_TASK TO COMPLETE_
Transcribe all the records with complete accuracy.

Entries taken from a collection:
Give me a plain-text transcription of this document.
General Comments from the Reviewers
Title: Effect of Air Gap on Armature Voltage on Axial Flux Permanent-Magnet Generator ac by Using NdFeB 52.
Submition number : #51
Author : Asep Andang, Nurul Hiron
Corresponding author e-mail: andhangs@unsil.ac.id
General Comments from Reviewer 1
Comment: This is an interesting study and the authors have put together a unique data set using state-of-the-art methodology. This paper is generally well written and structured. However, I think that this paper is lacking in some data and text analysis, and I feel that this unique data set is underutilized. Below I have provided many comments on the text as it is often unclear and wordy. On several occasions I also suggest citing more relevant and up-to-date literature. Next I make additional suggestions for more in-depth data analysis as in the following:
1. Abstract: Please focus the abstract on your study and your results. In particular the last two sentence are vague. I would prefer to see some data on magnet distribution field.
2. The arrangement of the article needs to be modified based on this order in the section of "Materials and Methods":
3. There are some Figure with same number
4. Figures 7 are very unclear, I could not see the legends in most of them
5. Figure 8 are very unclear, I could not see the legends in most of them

_EXERCISE SOLUTION_
Give me a plain-text transcription of this document.
General Comments from the Reviewers
Title: Effect of Air Gap on Armature Voltage on Axial Flux Permanent-Magnet Generator ac by Using NdFeB 52.
Submition number : #51
Author : Asep Andang, Nurul Hiron
Corresponding author e-mail: andhangs@unsil.ac.id
General Comments from Reviewer 1
Comment: This is an interesting study and the authors have put together a unique data set using state-of-the-art methodology. This paper is generally well written and structured. However, I think that this paper is lacking in some data and text analysis, and I feel that this unique data set is underutilized. Below I have provided many comments on the text as it is often unclear and wordy. On several occasions I also suggest citing more relevant and up-to-date literature. Next I make additional suggestions for more in-depth data analysis as in the following:
1. Abstract: Please focus the abstract on your study and your results. In particular the last two sentence are vague. I would prefer to see some data on magnet distribution field.
2. The arrangement of the article needs to be modified based on this order in the section of "Materials and Methods":
3. There are some Figure with same number
4. Figures 7 are very unclear, I could not see the legends in most of them
5. Figure 8 are very unclear, I could not see the legends in most of them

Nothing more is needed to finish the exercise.